## Given request
Tally up the lines where the string "image" appears; reply with the number only.

## Data listing
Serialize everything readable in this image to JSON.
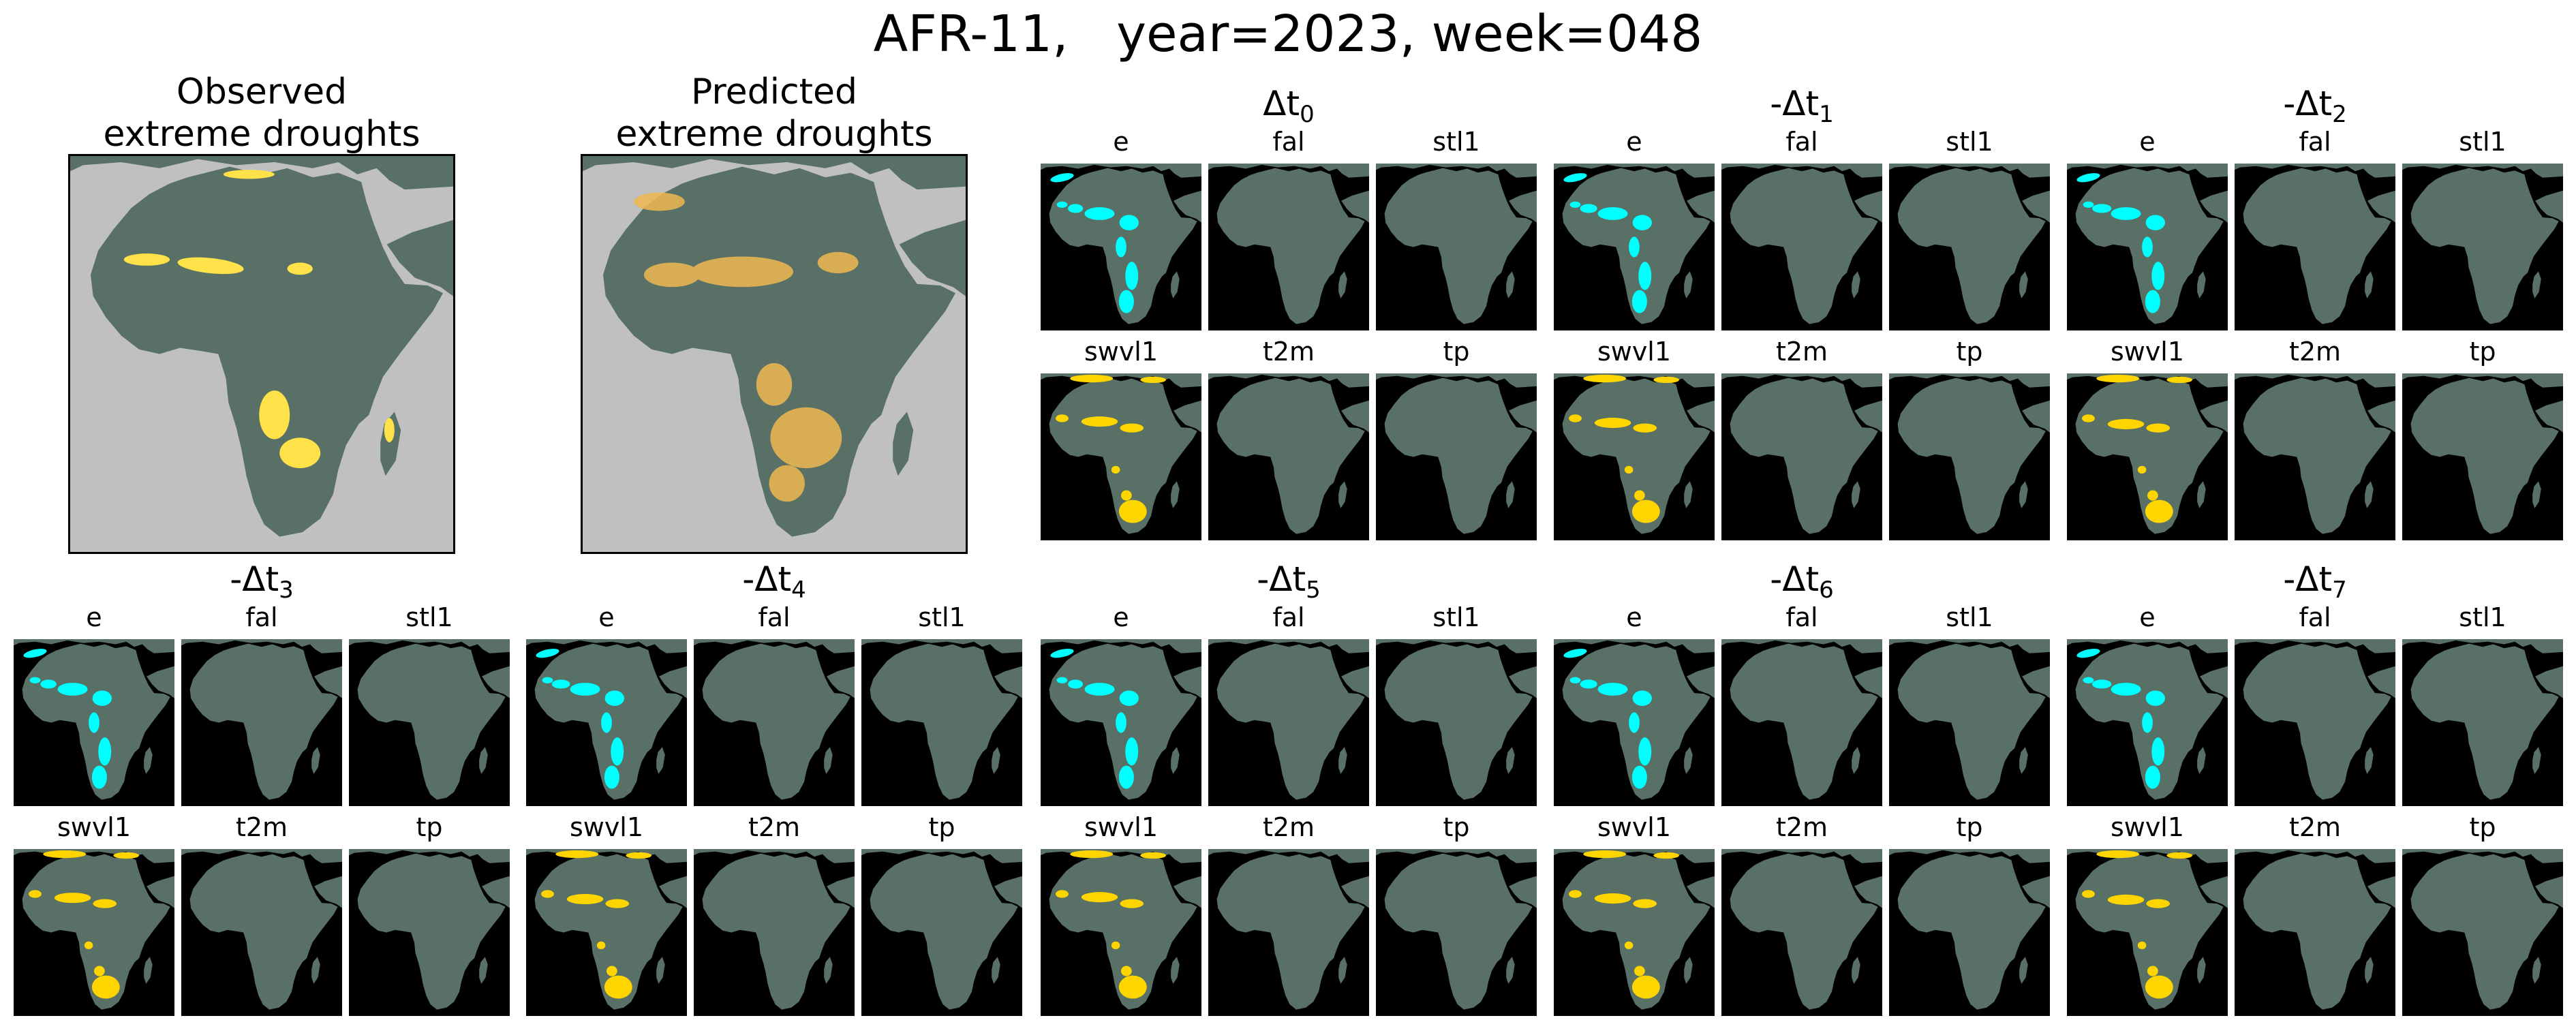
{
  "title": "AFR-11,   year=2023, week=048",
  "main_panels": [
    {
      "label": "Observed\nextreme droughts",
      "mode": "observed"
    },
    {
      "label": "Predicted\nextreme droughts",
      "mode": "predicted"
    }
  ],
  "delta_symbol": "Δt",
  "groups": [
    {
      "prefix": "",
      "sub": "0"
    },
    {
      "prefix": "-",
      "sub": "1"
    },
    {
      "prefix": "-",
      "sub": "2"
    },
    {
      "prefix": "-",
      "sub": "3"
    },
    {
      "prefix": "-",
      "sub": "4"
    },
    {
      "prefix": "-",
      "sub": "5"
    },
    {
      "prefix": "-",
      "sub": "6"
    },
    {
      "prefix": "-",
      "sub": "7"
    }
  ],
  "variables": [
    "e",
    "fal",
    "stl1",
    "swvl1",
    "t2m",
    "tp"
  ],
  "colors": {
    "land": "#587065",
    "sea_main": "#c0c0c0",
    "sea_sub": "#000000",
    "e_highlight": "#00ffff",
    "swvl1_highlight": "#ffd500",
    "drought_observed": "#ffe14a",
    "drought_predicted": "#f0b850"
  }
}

==

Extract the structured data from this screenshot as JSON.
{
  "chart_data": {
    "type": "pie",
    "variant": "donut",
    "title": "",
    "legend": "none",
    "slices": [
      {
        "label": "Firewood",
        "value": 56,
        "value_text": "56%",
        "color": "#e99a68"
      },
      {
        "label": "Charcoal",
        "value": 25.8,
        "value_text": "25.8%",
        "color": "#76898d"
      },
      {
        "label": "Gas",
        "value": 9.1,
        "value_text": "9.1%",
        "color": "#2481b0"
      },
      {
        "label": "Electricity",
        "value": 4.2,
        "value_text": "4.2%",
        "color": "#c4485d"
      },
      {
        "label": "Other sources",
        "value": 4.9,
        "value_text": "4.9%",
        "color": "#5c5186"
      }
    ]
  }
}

...

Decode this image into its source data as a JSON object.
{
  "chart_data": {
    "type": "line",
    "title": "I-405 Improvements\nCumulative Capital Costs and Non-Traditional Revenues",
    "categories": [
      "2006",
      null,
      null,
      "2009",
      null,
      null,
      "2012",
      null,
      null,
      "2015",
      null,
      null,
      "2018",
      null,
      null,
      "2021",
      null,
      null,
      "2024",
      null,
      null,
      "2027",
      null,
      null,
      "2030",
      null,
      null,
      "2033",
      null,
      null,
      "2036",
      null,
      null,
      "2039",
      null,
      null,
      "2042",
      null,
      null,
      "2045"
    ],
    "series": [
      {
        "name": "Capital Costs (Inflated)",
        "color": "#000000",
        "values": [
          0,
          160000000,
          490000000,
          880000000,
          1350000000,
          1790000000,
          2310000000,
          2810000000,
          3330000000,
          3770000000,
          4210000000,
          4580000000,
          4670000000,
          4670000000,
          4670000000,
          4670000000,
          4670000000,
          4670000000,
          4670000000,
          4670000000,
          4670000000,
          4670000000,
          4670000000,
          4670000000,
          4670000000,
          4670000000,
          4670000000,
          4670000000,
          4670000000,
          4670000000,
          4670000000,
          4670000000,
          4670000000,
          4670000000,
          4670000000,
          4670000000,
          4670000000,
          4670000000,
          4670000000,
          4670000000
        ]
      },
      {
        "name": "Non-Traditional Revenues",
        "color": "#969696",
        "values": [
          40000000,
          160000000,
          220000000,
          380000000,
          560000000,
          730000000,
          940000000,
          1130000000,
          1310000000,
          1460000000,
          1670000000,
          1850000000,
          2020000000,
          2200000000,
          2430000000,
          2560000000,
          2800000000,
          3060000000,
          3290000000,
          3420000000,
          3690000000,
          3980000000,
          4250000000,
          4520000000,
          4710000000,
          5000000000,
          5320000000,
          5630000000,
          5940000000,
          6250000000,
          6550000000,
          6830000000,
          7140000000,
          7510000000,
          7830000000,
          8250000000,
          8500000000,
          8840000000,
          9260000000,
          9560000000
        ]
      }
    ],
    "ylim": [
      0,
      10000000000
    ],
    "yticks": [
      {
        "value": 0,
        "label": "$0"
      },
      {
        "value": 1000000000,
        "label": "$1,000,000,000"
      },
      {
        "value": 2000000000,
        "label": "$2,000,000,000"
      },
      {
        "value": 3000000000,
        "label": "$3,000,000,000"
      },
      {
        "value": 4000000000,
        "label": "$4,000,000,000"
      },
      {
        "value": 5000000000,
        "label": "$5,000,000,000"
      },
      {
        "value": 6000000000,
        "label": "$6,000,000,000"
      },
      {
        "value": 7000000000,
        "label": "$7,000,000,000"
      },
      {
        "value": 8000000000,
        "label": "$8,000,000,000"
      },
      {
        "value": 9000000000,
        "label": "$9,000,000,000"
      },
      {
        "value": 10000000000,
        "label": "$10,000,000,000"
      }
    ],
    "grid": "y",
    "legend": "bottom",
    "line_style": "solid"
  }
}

## The solution
2